- CONSEGNA A -
Trascrivi fedelmente dall'articolo sulla preghiera personale il passo che si apre con le parole contenenti "La preghiera personale" e si chiude con "per piccoli passi.".

La preghiera personale può avere diverse forme ad esempio il dialogo intimo e spontaneo, l’invocazione litanica di ripetizione (come il rosario), la “giaculatoria” (dal latino “freccia”: cioè l’invocazione veloce lanciata al cielo), l’affidamento con una novena, il silenzio in adorazione eucaristica. La forma di preghiera personale che regola lo stile di tutte le altre e ne è ispirazione è quella impregnata di Parola di Dio, la “lectio divina”. È uno schema impegnativo che può dare spunti di aiuto per piccoli passi.
La “lectio divina”

- CONSEGNA B -
Estrai dall'elenco, senza alcuna modifica, il tratto che parte dalla prima riga dell'elenco e termina con la riga contenente "battery-ring-icon [994,21,1033,59]", entrambe incluse.

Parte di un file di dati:
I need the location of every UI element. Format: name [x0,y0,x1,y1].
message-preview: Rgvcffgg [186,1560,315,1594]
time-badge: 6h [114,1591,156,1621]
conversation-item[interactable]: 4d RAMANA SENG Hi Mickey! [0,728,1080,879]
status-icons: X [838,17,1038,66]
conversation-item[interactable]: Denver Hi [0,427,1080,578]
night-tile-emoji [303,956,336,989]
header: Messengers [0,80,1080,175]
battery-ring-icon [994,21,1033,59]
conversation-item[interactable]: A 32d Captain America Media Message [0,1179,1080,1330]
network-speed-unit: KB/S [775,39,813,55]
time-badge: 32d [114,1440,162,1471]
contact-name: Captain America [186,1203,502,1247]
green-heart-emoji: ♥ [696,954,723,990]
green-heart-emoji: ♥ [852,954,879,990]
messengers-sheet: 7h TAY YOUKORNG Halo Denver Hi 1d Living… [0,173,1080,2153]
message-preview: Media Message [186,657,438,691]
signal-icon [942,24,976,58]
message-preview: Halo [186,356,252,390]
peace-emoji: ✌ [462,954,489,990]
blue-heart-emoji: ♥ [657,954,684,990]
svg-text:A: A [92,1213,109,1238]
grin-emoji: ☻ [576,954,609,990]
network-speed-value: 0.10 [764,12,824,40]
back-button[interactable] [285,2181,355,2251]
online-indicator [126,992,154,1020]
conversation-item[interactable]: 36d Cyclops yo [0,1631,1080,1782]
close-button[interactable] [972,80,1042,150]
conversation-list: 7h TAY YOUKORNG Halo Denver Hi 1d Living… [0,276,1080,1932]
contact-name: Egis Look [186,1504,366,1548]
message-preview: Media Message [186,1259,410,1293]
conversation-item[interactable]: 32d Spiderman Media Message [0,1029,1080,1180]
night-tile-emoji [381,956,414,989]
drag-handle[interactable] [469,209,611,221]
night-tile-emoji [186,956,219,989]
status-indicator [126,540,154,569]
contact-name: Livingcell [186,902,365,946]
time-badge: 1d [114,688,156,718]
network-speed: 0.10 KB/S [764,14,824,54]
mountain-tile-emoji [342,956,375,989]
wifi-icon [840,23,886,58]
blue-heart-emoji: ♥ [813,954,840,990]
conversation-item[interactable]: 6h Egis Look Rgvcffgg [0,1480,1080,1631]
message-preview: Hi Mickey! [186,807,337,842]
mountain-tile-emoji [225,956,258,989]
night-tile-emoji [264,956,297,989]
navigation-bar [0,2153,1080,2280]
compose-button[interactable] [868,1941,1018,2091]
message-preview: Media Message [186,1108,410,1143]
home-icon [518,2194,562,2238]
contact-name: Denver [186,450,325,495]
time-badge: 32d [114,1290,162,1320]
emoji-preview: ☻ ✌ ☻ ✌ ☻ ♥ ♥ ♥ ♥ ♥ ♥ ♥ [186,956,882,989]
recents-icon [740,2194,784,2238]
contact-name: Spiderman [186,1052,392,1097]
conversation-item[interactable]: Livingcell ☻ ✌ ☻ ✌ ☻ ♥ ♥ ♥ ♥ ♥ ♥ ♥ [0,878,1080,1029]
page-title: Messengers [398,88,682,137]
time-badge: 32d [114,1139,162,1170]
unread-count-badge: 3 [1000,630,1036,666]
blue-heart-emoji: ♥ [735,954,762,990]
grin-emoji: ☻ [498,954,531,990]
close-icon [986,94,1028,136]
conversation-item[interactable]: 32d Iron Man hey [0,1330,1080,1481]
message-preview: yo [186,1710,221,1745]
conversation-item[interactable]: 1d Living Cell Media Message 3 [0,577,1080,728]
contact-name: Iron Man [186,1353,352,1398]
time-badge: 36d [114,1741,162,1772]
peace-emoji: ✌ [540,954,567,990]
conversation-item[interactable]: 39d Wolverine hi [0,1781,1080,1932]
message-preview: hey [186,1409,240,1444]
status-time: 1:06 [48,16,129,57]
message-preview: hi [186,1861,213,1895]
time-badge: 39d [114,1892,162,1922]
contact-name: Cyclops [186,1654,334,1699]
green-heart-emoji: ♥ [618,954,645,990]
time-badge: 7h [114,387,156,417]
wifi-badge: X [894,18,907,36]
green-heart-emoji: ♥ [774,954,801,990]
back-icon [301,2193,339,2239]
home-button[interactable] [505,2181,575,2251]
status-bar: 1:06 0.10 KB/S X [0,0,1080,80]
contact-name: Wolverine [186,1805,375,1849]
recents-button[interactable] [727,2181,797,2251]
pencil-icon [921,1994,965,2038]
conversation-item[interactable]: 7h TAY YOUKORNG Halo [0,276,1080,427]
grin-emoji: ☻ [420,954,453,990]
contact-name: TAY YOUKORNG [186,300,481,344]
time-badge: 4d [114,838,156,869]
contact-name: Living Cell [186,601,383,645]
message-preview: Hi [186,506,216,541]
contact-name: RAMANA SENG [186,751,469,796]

- RISPOSTA ALL'ESERCIZIO A -
La preghiera personale può avere diverse forme ad esempio il dialogo intimo e spontaneo, l’invocazione litanica di ripetizione (come il rosario), la “giaculatoria” (dal latino “freccia”: cioè l’invocazione veloce lanciata al cielo), l’affidamento con una novena, il silenzio in adorazione eucaristica. La forma di preghiera personale che regola lo stile di tutte le altre e ne è ispirazione è quella impregnata di Parola di Dio, la “lectio divina”. È uno schema impegnativo che può dare spunti di aiuto per piccoli passi.

- RISPOSTA ALL'ESERCIZIO B -
I need the location of every UI element. Format: name [x0,y0,x1,y1].
message-preview: Rgvcffgg [186,1560,315,1594]
time-badge: 6h [114,1591,156,1621]
conversation-item[interactable]: 4d RAMANA SENG Hi Mickey! [0,728,1080,879]
status-icons: X [838,17,1038,66]
conversation-item[interactable]: Denver Hi [0,427,1080,578]
night-tile-emoji [303,956,336,989]
header: Messengers [0,80,1080,175]
battery-ring-icon [994,21,1033,59]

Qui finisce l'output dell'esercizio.